## [Extracted records]

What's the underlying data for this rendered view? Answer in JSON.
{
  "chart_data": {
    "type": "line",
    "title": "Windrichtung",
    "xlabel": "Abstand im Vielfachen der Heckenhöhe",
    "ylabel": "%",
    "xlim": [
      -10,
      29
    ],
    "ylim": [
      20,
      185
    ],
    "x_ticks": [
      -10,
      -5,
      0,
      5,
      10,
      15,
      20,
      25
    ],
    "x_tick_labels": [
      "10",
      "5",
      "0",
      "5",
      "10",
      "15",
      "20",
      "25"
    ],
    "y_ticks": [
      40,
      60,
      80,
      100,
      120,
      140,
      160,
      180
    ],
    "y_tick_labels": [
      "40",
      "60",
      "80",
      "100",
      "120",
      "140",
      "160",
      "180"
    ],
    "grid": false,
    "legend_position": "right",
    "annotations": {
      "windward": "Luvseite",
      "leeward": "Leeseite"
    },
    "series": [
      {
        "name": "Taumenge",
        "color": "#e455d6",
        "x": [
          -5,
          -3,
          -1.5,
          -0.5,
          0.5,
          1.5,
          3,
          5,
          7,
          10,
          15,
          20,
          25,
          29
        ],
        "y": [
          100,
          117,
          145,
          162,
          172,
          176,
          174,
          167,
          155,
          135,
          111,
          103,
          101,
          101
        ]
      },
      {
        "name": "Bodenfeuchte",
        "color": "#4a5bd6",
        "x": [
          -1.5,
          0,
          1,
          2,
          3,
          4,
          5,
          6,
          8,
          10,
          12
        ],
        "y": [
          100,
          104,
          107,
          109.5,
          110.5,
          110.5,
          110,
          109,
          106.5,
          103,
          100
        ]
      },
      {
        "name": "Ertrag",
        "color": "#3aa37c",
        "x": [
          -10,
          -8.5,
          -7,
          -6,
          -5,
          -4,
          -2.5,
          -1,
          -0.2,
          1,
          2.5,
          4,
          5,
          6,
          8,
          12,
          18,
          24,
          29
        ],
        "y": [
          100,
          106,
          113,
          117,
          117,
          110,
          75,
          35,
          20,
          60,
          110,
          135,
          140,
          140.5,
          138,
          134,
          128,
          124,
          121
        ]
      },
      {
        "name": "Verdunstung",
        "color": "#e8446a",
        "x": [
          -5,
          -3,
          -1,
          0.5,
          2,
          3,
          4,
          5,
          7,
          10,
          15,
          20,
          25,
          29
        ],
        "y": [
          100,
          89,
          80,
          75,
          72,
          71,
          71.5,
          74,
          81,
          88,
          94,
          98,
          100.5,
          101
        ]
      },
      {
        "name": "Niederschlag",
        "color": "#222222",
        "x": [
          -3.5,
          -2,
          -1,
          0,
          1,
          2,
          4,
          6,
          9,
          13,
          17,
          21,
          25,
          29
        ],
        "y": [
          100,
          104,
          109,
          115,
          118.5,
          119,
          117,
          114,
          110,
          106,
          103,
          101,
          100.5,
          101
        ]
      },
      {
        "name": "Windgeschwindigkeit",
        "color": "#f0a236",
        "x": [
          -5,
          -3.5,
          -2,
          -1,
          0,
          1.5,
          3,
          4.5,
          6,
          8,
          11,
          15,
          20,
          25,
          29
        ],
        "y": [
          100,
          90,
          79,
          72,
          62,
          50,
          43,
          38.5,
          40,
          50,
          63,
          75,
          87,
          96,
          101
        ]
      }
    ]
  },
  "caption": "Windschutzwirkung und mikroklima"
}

## [Request]
Repeat the records exactly, including every line.

## [Complete output]
What's the underlying data for this rendered view? Answer in JSON.
{
  "chart_data": {
    "type": "line",
    "title": "Windrichtung",
    "xlabel": "Abstand im Vielfachen der Heckenhöhe",
    "ylabel": "%",
    "xlim": [
      -10,
      29
    ],
    "ylim": [
      20,
      185
    ],
    "x_ticks": [
      -10,
      -5,
      0,
      5,
      10,
      15,
      20,
      25
    ],
    "x_tick_labels": [
      "10",
      "5",
      "0",
      "5",
      "10",
      "15",
      "20",
      "25"
    ],
    "y_ticks": [
      40,
      60,
      80,
      100,
      120,
      140,
      160,
      180
    ],
    "y_tick_labels": [
      "40",
      "60",
      "80",
      "100",
      "120",
      "140",
      "160",
      "180"
    ],
    "grid": false,
    "legend_position": "right",
    "annotations": {
      "windward": "Luvseite",
      "leeward": "Leeseite"
    },
    "series": [
      {
        "name": "Taumenge",
        "color": "#e455d6",
        "x": [
          -5,
          -3,
          -1.5,
          -0.5,
          0.5,
          1.5,
          3,
          5,
          7,
          10,
          15,
          20,
          25,
          29
        ],
        "y": [
          100,
          117,
          145,
          162,
          172,
          176,
          174,
          167,
          155,
          135,
          111,
          103,
          101,
          101
        ]
      },
      {
        "name": "Bodenfeuchte",
        "color": "#4a5bd6",
        "x": [
          -1.5,
          0,
          1,
          2,
          3,
          4,
          5,
          6,
          8,
          10,
          12
        ],
        "y": [
          100,
          104,
          107,
          109.5,
          110.5,
          110.5,
          110,
          109,
          106.5,
          103,
          100
        ]
      },
      {
        "name": "Ertrag",
        "color": "#3aa37c",
        "x": [
          -10,
          -8.5,
          -7,
          -6,
          -5,
          -4,
          -2.5,
          -1,
          -0.2,
          1,
          2.5,
          4,
          5,
          6,
          8,
          12,
          18,
          24,
          29
        ],
        "y": [
          100,
          106,
          113,
          117,
          117,
          110,
          75,
          35,
          20,
          60,
          110,
          135,
          140,
          140.5,
          138,
          134,
          128,
          124,
          121
        ]
      },
      {
        "name": "Verdunstung",
        "color": "#e8446a",
        "x": [
          -5,
          -3,
          -1,
          0.5,
          2,
          3,
          4,
          5,
          7,
          10,
          15,
          20,
          25,
          29
        ],
        "y": [
          100,
          89,
          80,
          75,
          72,
          71,
          71.5,
          74,
          81,
          88,
          94,
          98,
          100.5,
          101
        ]
      },
      {
        "name": "Niederschlag",
        "color": "#222222",
        "x": [
          -3.5,
          -2,
          -1,
          0,
          1,
          2,
          4,
          6,
          9,
          13,
          17,
          21,
          25,
          29
        ],
        "y": [
          100,
          104,
          109,
          115,
          118.5,
          119,
          117,
          114,
          110,
          106,
          103,
          101,
          100.5,
          101
        ]
      },
      {
        "name": "Windgeschwindigkeit",
        "color": "#f0a236",
        "x": [
          -5,
          -3.5,
          -2,
          -1,
          0,
          1.5,
          3,
          4.5,
          6,
          8,
          11,
          15,
          20,
          25,
          29
        ],
        "y": [
          100,
          90,
          79,
          72,
          62,
          50,
          43,
          38.5,
          40,
          50,
          63,
          75,
          87,
          96,
          101
        ]
      }
    ]
  },
  "caption": "Windschutzwirkung und mikroklima"
}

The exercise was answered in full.